# 課題の内容:
介護リフォームの文章を、「こう話すのは、リフォーム全般を扱う高齢者住環境研究所社長の溝口恵二郎さんだ。」を含むところから書き写してください。「ープの設置なども必要になる。」まで写したら、そこで終えてください。

# 表示の文章:
こう話すのは、リフォーム全般を扱う高齢者住環境研究所社長の溝口恵二郎さんだ。

一方、東京消防庁が発表した「高齢者の『ころぶ』事故の発生場所(2021年中)」によれば、「ころぶ」事故の6割が、住宅などで発生している。

転倒による骨折をきっかけに高齢者が寝たきりになる事例が多く、安心した老後を送るには、段差の解消や手すりの設置といった介護リフォームが欠かせない。また、車いすになった場合、スロープの設置なども必要になる。

しかし、前述のように、実際に介護が必要になってからリフォームするとなると、長期間外泊するのが困難なこともあって、必然的に工期が短い、簡単なリフォームしかできなくなってしまう。

要介護認定を受ければ、介護保険でリフォーム代が補助されるが、上限は原則18万円(自己負担1割の場合)。大規模なリフォームには到底足りない額だ。

[データセットから取ったデータ]
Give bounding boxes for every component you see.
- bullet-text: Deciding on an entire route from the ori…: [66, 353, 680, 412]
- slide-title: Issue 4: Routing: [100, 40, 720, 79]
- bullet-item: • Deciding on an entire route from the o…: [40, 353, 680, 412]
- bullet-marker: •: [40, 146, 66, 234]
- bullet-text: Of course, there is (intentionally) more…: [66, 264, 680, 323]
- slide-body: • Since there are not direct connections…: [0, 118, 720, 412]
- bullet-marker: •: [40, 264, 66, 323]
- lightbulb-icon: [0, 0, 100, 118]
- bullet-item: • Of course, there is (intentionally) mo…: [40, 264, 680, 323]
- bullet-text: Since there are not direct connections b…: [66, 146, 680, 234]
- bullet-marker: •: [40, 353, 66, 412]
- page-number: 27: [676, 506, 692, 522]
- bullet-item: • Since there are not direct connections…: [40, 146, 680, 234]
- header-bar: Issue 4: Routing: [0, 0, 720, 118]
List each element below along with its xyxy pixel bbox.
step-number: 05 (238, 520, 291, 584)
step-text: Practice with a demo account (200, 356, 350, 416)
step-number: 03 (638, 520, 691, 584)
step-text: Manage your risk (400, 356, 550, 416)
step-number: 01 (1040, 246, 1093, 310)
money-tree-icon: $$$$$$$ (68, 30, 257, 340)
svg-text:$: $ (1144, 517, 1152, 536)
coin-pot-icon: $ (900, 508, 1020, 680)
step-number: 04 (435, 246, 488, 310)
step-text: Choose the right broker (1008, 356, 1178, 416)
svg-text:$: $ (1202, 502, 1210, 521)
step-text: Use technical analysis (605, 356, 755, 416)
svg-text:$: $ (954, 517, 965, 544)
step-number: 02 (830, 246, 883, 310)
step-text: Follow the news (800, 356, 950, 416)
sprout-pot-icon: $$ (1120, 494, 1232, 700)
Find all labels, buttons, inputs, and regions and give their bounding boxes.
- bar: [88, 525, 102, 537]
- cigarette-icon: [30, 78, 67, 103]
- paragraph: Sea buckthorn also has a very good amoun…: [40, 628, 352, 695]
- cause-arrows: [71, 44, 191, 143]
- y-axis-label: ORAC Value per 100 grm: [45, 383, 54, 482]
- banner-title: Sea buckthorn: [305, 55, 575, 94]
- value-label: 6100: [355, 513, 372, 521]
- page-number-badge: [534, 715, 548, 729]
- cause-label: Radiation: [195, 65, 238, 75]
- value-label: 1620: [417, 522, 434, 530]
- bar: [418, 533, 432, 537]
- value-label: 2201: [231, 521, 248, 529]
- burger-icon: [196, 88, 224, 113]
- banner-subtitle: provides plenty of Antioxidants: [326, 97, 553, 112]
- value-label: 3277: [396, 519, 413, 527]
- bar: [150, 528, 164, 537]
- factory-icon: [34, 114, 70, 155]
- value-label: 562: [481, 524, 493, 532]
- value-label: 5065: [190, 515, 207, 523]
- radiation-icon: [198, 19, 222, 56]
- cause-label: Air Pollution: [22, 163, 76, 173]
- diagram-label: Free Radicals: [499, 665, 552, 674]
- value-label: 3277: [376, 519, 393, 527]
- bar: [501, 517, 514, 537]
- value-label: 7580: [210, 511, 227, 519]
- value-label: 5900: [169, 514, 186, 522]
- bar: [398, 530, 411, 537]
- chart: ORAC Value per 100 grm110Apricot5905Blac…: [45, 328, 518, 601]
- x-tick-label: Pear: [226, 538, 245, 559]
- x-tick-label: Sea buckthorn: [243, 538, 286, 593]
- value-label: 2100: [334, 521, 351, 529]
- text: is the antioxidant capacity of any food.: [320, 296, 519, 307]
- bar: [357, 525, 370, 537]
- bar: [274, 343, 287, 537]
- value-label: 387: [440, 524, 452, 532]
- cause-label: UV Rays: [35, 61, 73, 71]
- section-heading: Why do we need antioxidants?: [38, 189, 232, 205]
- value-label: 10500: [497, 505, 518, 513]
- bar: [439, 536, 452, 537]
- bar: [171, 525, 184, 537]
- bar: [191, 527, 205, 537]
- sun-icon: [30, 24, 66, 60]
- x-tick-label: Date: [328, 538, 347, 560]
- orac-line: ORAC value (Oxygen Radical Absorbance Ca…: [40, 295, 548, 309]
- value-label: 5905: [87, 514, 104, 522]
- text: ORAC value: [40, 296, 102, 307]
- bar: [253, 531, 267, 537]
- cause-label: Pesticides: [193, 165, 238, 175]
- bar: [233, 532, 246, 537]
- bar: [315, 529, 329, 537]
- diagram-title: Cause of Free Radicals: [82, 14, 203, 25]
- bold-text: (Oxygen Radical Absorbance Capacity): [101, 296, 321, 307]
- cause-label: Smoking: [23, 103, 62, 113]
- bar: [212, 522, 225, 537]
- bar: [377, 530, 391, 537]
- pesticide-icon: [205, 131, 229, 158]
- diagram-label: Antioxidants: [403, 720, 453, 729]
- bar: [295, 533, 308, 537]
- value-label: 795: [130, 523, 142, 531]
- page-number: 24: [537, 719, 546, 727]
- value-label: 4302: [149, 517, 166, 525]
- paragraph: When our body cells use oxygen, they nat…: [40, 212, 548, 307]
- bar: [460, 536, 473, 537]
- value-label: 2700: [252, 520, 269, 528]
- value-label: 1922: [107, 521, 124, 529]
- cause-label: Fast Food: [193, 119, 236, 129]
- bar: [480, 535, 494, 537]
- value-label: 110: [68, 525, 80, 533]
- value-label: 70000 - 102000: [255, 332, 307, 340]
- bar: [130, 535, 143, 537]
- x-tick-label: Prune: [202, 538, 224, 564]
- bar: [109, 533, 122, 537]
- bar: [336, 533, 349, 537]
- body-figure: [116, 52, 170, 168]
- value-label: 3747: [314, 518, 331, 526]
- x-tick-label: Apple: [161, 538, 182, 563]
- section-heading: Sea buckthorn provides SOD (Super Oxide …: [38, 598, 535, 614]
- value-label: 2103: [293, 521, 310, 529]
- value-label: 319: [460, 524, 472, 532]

# 記述の回答:
こう話すのは、リフォーム全般を扱う高齢者住環境研究所社長の溝口恵二郎さんだ。

一方、東京消防庁が発表した「高齢者の『ころぶ』事故の発生場所(2021年中)」によれば、「ころぶ」事故の6割が、住宅などで発生している。

転倒による骨折をきっかけに高齢者が寝たきりになる事例が多く、安心した老後を送るには、段差の解消や手すりの設置といった介護リフォームが欠かせない。また、車いすになった場合、スロープの設置なども必要になる。